### Data entries
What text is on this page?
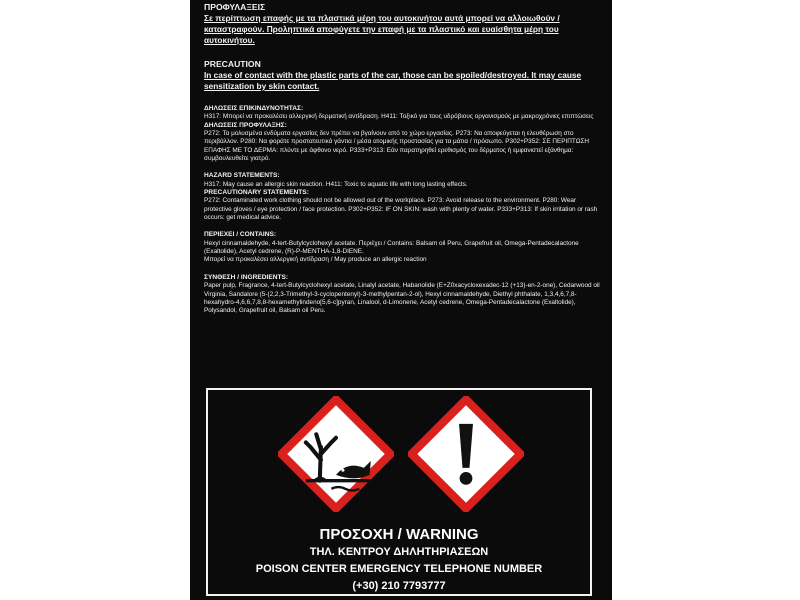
ΠΡΟΦΥΛΑΞΕΙΣ

Σε περίπτωση επαφής με τα πλαστικά μέρη του αυτοκινήτου αυτά μπορεί να αλλοιωθούν / καταστραφούν. Προληπτικά αποφύγετε την επαφή με τα πλαστικό και ευαίσθητα μέρη του αυτοκινήτου.

PRECAUTION

In case of contact with the plastic parts of the car, those can be spoiled/destroyed. It may cause sensitization by skin contact.

ΔΗΛΩΣΕΙΣ ΕΠΙΚΙΝΔΥΝΟΤΗΤΑΣ:

H317: Μπορεί να προκαλέσει αλλεργική δερματική αντίδραση. H411: Τοξικό για τους υδρόβιους οργανισμούς με μακροχρόνιες επιπτώσεις

ΔΗΛΩΣΕΙΣ ΠΡΟΦΥΛΑΞΗΣ:

P272: Τα μολυσμένα ενδύματα εργασίας δεν πρέπει να βγαίνουν από το χώρο εργασίας. P273: Να αποφεύγεται η ελευθέρωση στο περιβάλλον. P280: Να φοράτε προστατευτικά γάντια / μέσα ατομικής προστασίας για τα μάτια / πρόσωπο. P302+P352: ΣΕ ΠΕΡΙΠΤΩΣΗ ΕΠΑΦΗΣ ΜΕ ΤΟ ΔΕΡΜΑ: πλύντε με άφθονο νερό. P333+P313: Εάν παρατηρηθεί ερεθισμός του δέρματος ή εμφανιστεί εξάνθημα: συμβουλευθείτε γιατρό.

HAZARD STATEMENTS:

H317: May cause an allergic skin reaction. H411: Toxic to aquatic life with long lasting effects.

PRECAUTIONARY STATEMENTS:

P272: Contaminated work clothing should not be allowed out of the workplace. P273: Avoid release to the environment. P280: Wear protective gloves / eye protection / face protection. P302+P352: IF ON SKIN: wash with plenty of water. P333+P313: If skin irritation or rash occurs: get medical advice.

ΠΕΡΙΕΧΕΙ / CONTAINS:

Hexyl cinnamaldehyde, 4-tert-Butylcyclohexyl acetate. Περιέχει / Contains: Balsam oil Peru, Grapefruit oil, Omega-Pentadecalactone (Exaltolide), Acetyl cedrene, (R)-P-MENTHA-1,8-DIENE.

Μπορεί να προκαλέσει αλλεργική αντίδραση / May produce an allergic reaction

ΣΥΝΘΕΣΗ / INGREDIENTS:

Paper pulp, Fragrance, 4-tert-Butylcyclohexyl acetate, Linalyl acetate, Habanolide (E+Z0xacycloхexadec-12 (+13)-en-2-one), Cedarwood oil Virginia, Sandalore (5-(2,2,3-Trimethyl-3-cyclopentenyl)-3-methylpentan-2-ol), Hexyl cinnamaldehyde, Diethyl phthalate, 1,3,4,6,7,8-hexahydro-4,6,6,7,8,8-hexamethylindeno[5,6-c]pyran, Linalool, d-Limonene, Acetyl cedrene, Omega-Pentadecalactone (Exaltolide), Polysandol, Grapefruit oil, Balsam oil Peru.

ΠΡΟΣΟΧΗ / WARNING
ΤΗΛ. ΚΕΝΤΡΟΥ ΔΗΛΗΤΗΡΙΑΣΕΩΝ
POISON CENTER EMERGENCY TELEPHONE NUMBER
(+30) 210 7793777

### Problem description
Locate the lines above that hold the word "Exaltolide". Show every one of them.

### Complete answer
Hexyl cinnamaldehyde, 4-tert-Butylcyclohexyl acetate. Περιέχει / Contains: Balsam oil Peru, Grapefruit oil, Omega-Pentadecalactone (Exaltolide), Acetyl cedrene, (R)-P-MENTHA-1,8-DIENE.
Paper pulp, Fragrance, 4-tert-Butylcyclohexyl acetate, Linalyl acetate, Habanolide (E+Z0xacycloхexadec-12 (+13)-en-2-one), Cedarwood oil Virginia, Sandalore (5-(2,2,3-Trimethyl-3-cyclopentenyl)-3-methylpentan-2-ol), Hexyl cinnamaldehyde, Diethyl phthalate, 1,3,4,6,7,8-hexahydro-4,6,6,7,8,8-hexamethylindeno[5,6-c]pyran, Linalool, d-Limonene, Acetyl cedrene, Omega-Pentadecalactone (Exaltolide), Polysandol, Grapefruit oil, Balsam oil Peru.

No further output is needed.